TO DO
Please transcribe the listing below in full and word for word, without its pictures.

◆ ◆ ◆ ◆ ◆

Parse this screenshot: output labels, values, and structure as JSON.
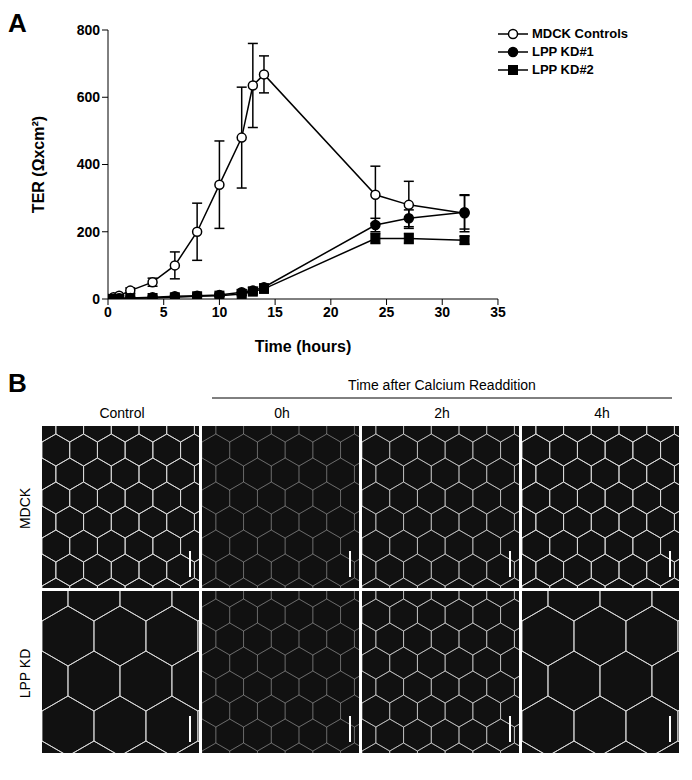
{
  "chart_data": {
    "type": "line",
    "x_label": "Time (hours)",
    "y_label": "TER (Ωxcm²)",
    "x": [
      0,
      0.5,
      1,
      2,
      4,
      6,
      8,
      10,
      12,
      13,
      14,
      24,
      27,
      32
    ],
    "series": [
      {
        "name": "MDCK Controls",
        "color": "#000000",
        "marker": "open_circle",
        "values": [
          0,
          5,
          10,
          25,
          50,
          100,
          200,
          340,
          480,
          635,
          668,
          310,
          280,
          255
        ],
        "errors": [
          0,
          0,
          0,
          8,
          12,
          40,
          85,
          130,
          150,
          125,
          55,
          85,
          70,
          55
        ]
      },
      {
        "name": "LPP KD#1",
        "color": "#000000",
        "marker": "circle",
        "values": [
          0,
          0,
          2,
          3,
          5,
          8,
          10,
          12,
          20,
          25,
          35,
          220,
          240,
          258
        ],
        "errors": [
          0,
          0,
          0,
          0,
          0,
          0,
          0,
          5,
          8,
          10,
          10,
          20,
          25,
          50
        ]
      },
      {
        "name": "LPP KD#2",
        "color": "#000000",
        "marker": "square",
        "values": [
          0,
          0,
          1,
          2,
          3,
          5,
          8,
          10,
          15,
          22,
          30,
          180,
          180,
          175
        ],
        "errors": [
          0,
          0,
          0,
          0,
          0,
          0,
          0,
          3,
          5,
          5,
          8,
          15,
          15,
          12
        ]
      }
    ],
    "xlim": [
      0,
      35
    ],
    "xticks": [
      0,
      5,
      10,
      15,
      20,
      25,
      30,
      35
    ],
    "ylim": [
      0,
      800
    ],
    "yticks": [
      0,
      200,
      400,
      600,
      800
    ],
    "grid": false,
    "legend": "upper right"
  },
  "panel_labels": [
    "A",
    "B"
  ],
  "image_panel": {
    "group_header": "Time after Calcium Readdition",
    "column_headers": [
      "Control",
      "0h",
      "2h",
      "4h"
    ],
    "row_labels": [
      "MDCK",
      "LPP KD"
    ]
  }
}
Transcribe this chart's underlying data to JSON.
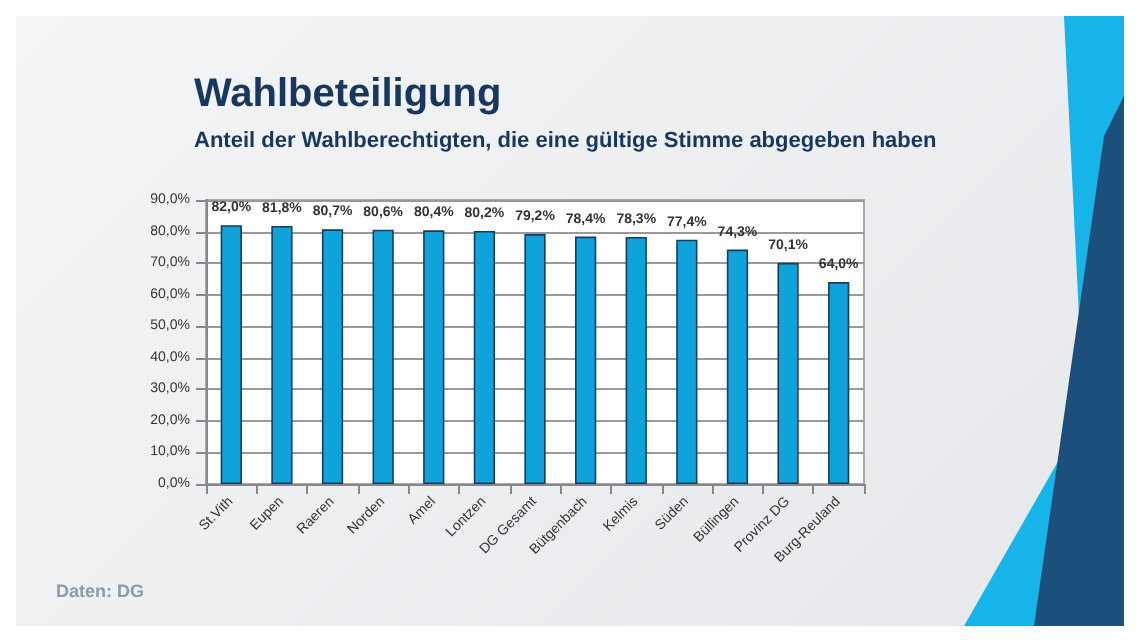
{
  "chart_data": {
    "type": "bar",
    "title": "Wahlbeteiligung",
    "subtitle": "Anteil der Wahlberechtigten, die eine gültige Stimme abgegeben haben",
    "categories": [
      "St.Vith",
      "Eupen",
      "Raeren",
      "Norden",
      "Amel",
      "Lontzen",
      "DG Gesamt",
      "Bütgenbach",
      "Kelmis",
      "Süden",
      "Büllingen",
      "Provinz DG",
      "Burg-Reuland"
    ],
    "values": [
      82.0,
      81.8,
      80.7,
      80.6,
      80.4,
      80.2,
      79.2,
      78.4,
      78.3,
      77.4,
      74.3,
      70.1,
      64.0
    ],
    "value_labels": [
      "82,0%",
      "81,8%",
      "80,7%",
      "80,6%",
      "80,4%",
      "80,2%",
      "79,2%",
      "78,4%",
      "78,3%",
      "77,4%",
      "74,3%",
      "70,1%",
      "64,0%"
    ],
    "color": "#0fa3dc",
    "ylim": [
      0,
      90
    ],
    "yticks": [
      {
        "value": 0,
        "label": "0,0%"
      },
      {
        "value": 10,
        "label": "10,0%"
      },
      {
        "value": 20,
        "label": "20,0%"
      },
      {
        "value": 30,
        "label": "30,0%"
      },
      {
        "value": 40,
        "label": "40,0%"
      },
      {
        "value": 50,
        "label": "50,0%"
      },
      {
        "value": 60,
        "label": "60,0%"
      },
      {
        "value": 70,
        "label": "70,0%"
      },
      {
        "value": 80,
        "label": "80,0%"
      },
      {
        "value": 90,
        "label": "90,0%"
      }
    ],
    "grid": "y",
    "annotations": [
      "Daten: DG"
    ]
  }
}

◆ ◆ ◆ ◆ ◆

ANSWER TO THE PROBLEM
Parse this screenshot: output labels, values, and structure as JSON.
{
  "chart_data": {
    "type": "line",
    "x_label": "Time (hours)",
    "y_label": "TER (Ωxcm²)",
    "x": [
      0,
      0.5,
      1,
      2,
      4,
      6,
      8,
      10,
      12,
      13,
      14,
      24,
      27,
      32
    ],
    "series": [
      {
        "name": "MDCK Controls",
        "color": "#000000",
        "marker": "open_circle",
        "values": [
          0,
          5,
          10,
          25,
          50,
          100,
          200,
          340,
          480,
          635,
          668,
          310,
          280,
          255
        ],
        "errors": [
          0,
          0,
          0,
          8,
          12,
          40,
          85,
          130,
          150,
          125,
          55,
          85,
          70,
          55
        ]
      },
      {
        "name": "LPP KD#1",
        "color": "#000000",
        "marker": "circle",
        "values": [
          0,
          0,
          2,
          3,
          5,
          8,
          10,
          12,
          20,
          25,
          35,
          220,
          240,
          258
        ],
        "errors": [
          0,
          0,
          0,
          0,
          0,
          0,
          0,
          5,
          8,
          10,
          10,
          20,
          25,
          50
        ]
      },
      {
        "name": "LPP KD#2",
        "color": "#000000",
        "marker": "square",
        "values": [
          0,
          0,
          1,
          2,
          3,
          5,
          8,
          10,
          15,
          22,
          30,
          180,
          180,
          175
        ],
        "errors": [
          0,
          0,
          0,
          0,
          0,
          0,
          0,
          3,
          5,
          5,
          8,
          15,
          15,
          12
        ]
      }
    ],
    "xlim": [
      0,
      35
    ],
    "xticks": [
      0,
      5,
      10,
      15,
      20,
      25,
      30,
      35
    ],
    "ylim": [
      0,
      800
    ],
    "yticks": [
      0,
      200,
      400,
      600,
      800
    ],
    "grid": false,
    "legend": "upper right"
  },
  "panel_labels": [
    "A",
    "B"
  ],
  "image_panel": {
    "group_header": "Time after Calcium Readdition",
    "column_headers": [
      "Control",
      "0h",
      "2h",
      "4h"
    ],
    "row_labels": [
      "MDCK",
      "LPP KD"
    ]
  }
}
Transcribe this chart's underlying data to JSON.
{
  "chart_data": {
    "type": "bar",
    "title": "Wahlbeteiligung",
    "subtitle": "Anteil der Wahlberechtigten, die eine gültige Stimme abgegeben haben",
    "categories": [
      "St.Vith",
      "Eupen",
      "Raeren",
      "Norden",
      "Amel",
      "Lontzen",
      "DG Gesamt",
      "Bütgenbach",
      "Kelmis",
      "Süden",
      "Büllingen",
      "Provinz DG",
      "Burg-Reuland"
    ],
    "values": [
      82.0,
      81.8,
      80.7,
      80.6,
      80.4,
      80.2,
      79.2,
      78.4,
      78.3,
      77.4,
      74.3,
      70.1,
      64.0
    ],
    "value_labels": [
      "82,0%",
      "81,8%",
      "80,7%",
      "80,6%",
      "80,4%",
      "80,2%",
      "79,2%",
      "78,4%",
      "78,3%",
      "77,4%",
      "74,3%",
      "70,1%",
      "64,0%"
    ],
    "color": "#0fa3dc",
    "ylim": [
      0,
      90
    ],
    "yticks": [
      {
        "value": 0,
        "label": "0,0%"
      },
      {
        "value": 10,
        "label": "10,0%"
      },
      {
        "value": 20,
        "label": "20,0%"
      },
      {
        "value": 30,
        "label": "30,0%"
      },
      {
        "value": 40,
        "label": "40,0%"
      },
      {
        "value": 50,
        "label": "50,0%"
      },
      {
        "value": 60,
        "label": "60,0%"
      },
      {
        "value": 70,
        "label": "70,0%"
      },
      {
        "value": 80,
        "label": "80,0%"
      },
      {
        "value": 90,
        "label": "90,0%"
      }
    ],
    "grid": "y",
    "annotations": [
      "Daten: DG"
    ]
  }
}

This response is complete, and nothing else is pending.